=== Data supplied ===

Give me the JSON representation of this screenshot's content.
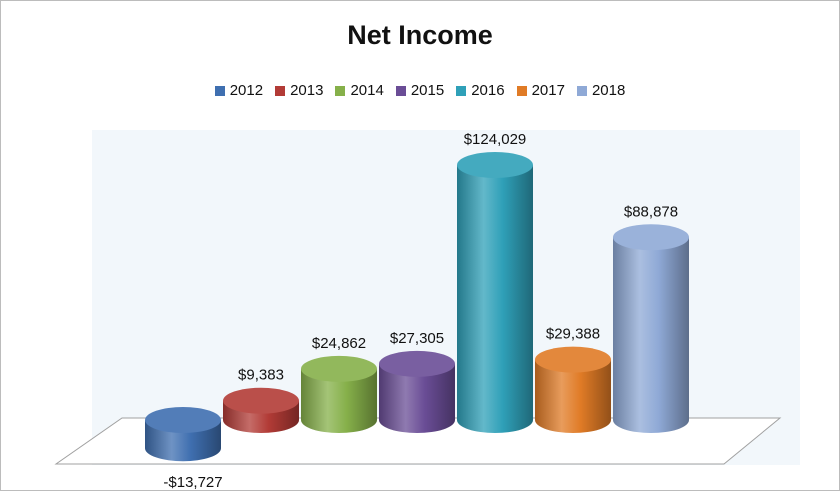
{
  "chart_data": {
    "type": "bar",
    "title": "Net Income",
    "categories": [
      "2012",
      "2013",
      "2014",
      "2015",
      "2016",
      "2017",
      "2018"
    ],
    "values": [
      -13727,
      9383,
      24862,
      27305,
      124029,
      29388,
      88878
    ],
    "data_labels": [
      "-$13,727",
      "$9,383",
      "$24,862",
      "$27,305",
      "$124,029",
      "$29,388",
      "$88,878"
    ],
    "legend": [
      "2012",
      "2013",
      "2014",
      "2015",
      "2016",
      "2017",
      "2018"
    ],
    "colors": [
      "#3f6fb0",
      "#b23b36",
      "#86b04a",
      "#6a4d96",
      "#2fa0b8",
      "#e07b26",
      "#8fa9d6"
    ],
    "legend_position": "top",
    "style": "3d-cylinder",
    "grid": false
  }
}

===

- [Problem to work on]:
Return the listing above word for word, with the pictures removed.

- [Final answer]:
Give me the JSON representation of this screenshot's content.
{
  "chart_data": {
    "type": "bar",
    "title": "Net Income",
    "categories": [
      "2012",
      "2013",
      "2014",
      "2015",
      "2016",
      "2017",
      "2018"
    ],
    "values": [
      -13727,
      9383,
      24862,
      27305,
      124029,
      29388,
      88878
    ],
    "data_labels": [
      "-$13,727",
      "$9,383",
      "$24,862",
      "$27,305",
      "$124,029",
      "$29,388",
      "$88,878"
    ],
    "legend": [
      "2012",
      "2013",
      "2014",
      "2015",
      "2016",
      "2017",
      "2018"
    ],
    "colors": [
      "#3f6fb0",
      "#b23b36",
      "#86b04a",
      "#6a4d96",
      "#2fa0b8",
      "#e07b26",
      "#8fa9d6"
    ],
    "legend_position": "top",
    "style": "3d-cylinder",
    "grid": false
  }
}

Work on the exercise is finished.